SELECTED TEXT:
# # # # #
I grew up in a place where a kid could count Main Street merchants as friends.

K.T. Faris always seemed glad to see me, even if I was "just looking" at his jewelry store. Courtly John Hermanson (befitting the undertaker he also was) let me sit on the new sofas in his small showroom as we chatted. Nick Schwebach indulged my visits for a year before I'd finally saved enough to buy a portable stereo at his appliance store.

Maybe that's why I latched on to the so-called "e-fairness" sales tax issue during the last few legislative sessions. I take offense at sales tax policies that put today's Main Streeters -- as well as the Minnesota Bigs: Best Buy and Target -- at a disadvantage to online sellers with no stores or warehouses in Minnesota.

Which sellers are they? Here's a clue: The other name for this issue is "the Amazon tax."

Amazon.com and a few others of its ilk aren't required to collect sales taxes from Minnesota consumers at the time of purchase, despite having sales affiliates in the state. Minnesota-based online sellers are. That puts the locals at a 6.85 percent disadvantage on every purchase.
# # # # #
(Dataset rows)
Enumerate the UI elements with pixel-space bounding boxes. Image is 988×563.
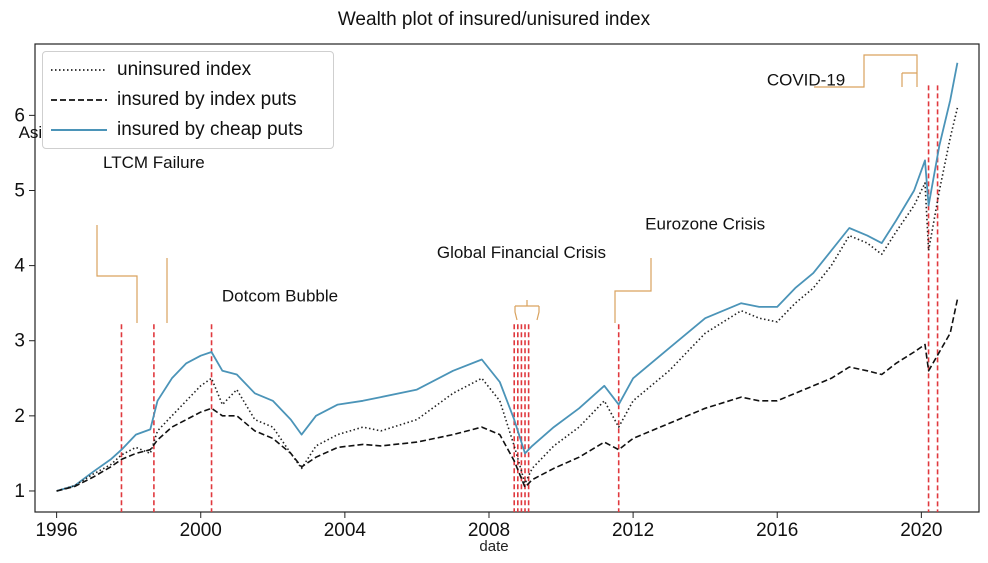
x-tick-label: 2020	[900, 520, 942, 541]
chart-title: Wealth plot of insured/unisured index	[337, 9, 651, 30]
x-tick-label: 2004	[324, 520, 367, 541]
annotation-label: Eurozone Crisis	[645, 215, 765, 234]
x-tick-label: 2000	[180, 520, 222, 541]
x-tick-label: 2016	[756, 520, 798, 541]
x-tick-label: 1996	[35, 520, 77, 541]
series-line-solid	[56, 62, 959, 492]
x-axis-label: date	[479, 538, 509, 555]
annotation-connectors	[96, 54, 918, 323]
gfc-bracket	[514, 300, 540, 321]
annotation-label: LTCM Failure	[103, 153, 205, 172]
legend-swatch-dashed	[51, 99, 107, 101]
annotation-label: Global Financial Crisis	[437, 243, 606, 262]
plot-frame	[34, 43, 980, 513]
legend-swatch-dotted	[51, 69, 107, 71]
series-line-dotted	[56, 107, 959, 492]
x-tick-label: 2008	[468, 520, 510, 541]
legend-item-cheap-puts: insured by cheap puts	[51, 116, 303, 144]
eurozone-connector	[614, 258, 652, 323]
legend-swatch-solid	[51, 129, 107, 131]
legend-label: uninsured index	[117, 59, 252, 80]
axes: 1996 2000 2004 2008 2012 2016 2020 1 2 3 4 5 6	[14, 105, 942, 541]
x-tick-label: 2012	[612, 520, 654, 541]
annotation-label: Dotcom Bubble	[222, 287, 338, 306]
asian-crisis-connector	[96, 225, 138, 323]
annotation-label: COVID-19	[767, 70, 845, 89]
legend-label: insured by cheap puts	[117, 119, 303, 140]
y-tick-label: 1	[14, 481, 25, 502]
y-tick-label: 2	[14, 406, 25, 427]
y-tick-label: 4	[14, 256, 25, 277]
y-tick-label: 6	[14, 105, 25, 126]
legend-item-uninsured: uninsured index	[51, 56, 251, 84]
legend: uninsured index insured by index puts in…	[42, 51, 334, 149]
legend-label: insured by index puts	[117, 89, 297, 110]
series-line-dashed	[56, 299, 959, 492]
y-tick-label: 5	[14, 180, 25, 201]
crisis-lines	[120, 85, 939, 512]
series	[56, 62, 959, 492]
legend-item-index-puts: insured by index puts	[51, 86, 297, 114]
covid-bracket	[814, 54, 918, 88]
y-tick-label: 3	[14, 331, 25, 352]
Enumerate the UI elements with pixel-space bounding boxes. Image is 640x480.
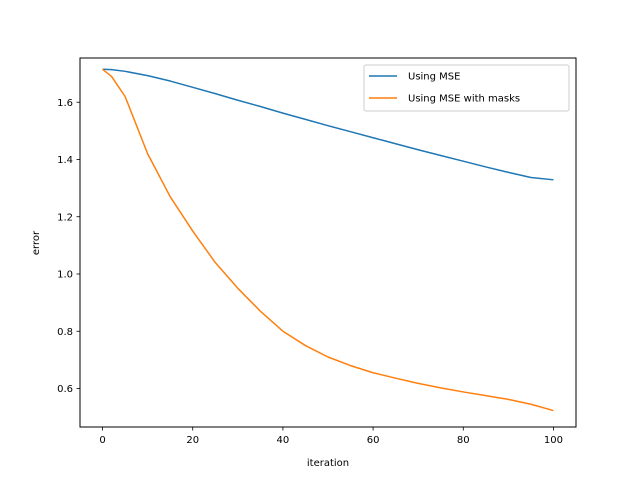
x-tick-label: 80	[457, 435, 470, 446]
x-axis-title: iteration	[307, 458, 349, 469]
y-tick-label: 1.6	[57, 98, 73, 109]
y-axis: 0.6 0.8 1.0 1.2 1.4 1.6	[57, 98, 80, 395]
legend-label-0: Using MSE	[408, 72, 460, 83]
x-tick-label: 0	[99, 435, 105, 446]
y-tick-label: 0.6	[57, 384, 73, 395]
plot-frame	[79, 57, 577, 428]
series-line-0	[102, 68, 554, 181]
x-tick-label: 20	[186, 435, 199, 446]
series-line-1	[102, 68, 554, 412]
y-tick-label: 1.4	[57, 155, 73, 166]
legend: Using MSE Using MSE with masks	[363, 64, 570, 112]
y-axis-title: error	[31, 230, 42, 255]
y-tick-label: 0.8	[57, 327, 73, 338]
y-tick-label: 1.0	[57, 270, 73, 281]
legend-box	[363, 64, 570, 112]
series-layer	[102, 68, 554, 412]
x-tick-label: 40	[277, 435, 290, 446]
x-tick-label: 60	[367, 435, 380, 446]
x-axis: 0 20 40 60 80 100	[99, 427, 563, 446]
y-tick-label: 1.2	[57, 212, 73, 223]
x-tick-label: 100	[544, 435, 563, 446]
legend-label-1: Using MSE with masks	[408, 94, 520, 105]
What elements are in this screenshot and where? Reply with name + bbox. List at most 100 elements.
# # # # #
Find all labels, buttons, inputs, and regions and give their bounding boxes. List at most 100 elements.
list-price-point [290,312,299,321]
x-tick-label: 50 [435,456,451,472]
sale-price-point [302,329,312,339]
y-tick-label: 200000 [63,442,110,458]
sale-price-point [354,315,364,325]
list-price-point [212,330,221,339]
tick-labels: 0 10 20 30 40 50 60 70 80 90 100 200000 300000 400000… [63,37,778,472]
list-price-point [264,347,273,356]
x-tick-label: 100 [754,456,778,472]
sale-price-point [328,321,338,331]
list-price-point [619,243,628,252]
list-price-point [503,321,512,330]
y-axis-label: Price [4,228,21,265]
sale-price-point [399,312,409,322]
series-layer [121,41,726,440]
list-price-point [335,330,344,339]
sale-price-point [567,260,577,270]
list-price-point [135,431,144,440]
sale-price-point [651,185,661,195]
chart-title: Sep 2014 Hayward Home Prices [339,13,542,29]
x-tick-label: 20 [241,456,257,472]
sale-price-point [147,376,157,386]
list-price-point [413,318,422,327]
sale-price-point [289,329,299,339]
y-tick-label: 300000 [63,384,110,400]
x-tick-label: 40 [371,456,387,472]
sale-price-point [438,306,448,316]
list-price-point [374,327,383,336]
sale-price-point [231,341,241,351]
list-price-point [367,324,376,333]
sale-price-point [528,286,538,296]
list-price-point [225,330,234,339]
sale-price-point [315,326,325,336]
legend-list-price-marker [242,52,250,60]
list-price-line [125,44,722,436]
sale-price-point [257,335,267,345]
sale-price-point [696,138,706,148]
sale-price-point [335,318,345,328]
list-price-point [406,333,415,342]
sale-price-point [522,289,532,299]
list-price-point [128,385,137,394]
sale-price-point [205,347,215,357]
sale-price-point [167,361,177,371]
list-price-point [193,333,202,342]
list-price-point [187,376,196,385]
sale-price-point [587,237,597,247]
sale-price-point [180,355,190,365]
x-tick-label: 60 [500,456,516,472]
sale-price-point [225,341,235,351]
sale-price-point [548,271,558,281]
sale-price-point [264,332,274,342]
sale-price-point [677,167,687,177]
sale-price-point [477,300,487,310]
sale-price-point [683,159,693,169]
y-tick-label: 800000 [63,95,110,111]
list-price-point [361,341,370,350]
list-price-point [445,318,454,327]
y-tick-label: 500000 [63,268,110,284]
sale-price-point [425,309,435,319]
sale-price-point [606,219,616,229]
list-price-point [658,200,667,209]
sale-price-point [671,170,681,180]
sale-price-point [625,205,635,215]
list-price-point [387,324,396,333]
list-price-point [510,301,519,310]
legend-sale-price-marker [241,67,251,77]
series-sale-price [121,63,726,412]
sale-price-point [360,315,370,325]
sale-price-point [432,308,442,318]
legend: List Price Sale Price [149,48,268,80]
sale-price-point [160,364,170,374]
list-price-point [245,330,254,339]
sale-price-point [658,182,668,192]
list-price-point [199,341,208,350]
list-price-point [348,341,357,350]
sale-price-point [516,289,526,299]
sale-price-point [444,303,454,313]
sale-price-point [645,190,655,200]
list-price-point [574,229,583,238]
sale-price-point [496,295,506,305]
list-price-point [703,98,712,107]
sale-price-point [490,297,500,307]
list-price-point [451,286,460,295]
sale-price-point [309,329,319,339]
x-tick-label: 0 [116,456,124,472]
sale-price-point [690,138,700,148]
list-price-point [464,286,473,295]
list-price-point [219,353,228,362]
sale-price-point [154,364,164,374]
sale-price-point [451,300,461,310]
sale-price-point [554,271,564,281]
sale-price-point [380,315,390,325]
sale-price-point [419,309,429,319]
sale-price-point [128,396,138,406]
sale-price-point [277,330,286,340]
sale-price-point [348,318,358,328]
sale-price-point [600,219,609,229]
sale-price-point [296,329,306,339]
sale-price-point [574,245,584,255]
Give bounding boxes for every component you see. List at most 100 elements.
# # # # #
GIVEN REQUEST: Output the part of the sales tax column between "Maybe that's why" and "warehouses in Minnesota.", inclusive, word for word.

CORRECT RESULT:
Maybe that's why I latched on to the so-called "e-fairness" sales tax issue during the last few legislative sessions. I take offense at sales tax policies that put today's Main Streeters -- as well as the Minnesota Bigs: Best Buy and Target -- at a disadvantage to online sellers with no stores or warehouses in Minnesota.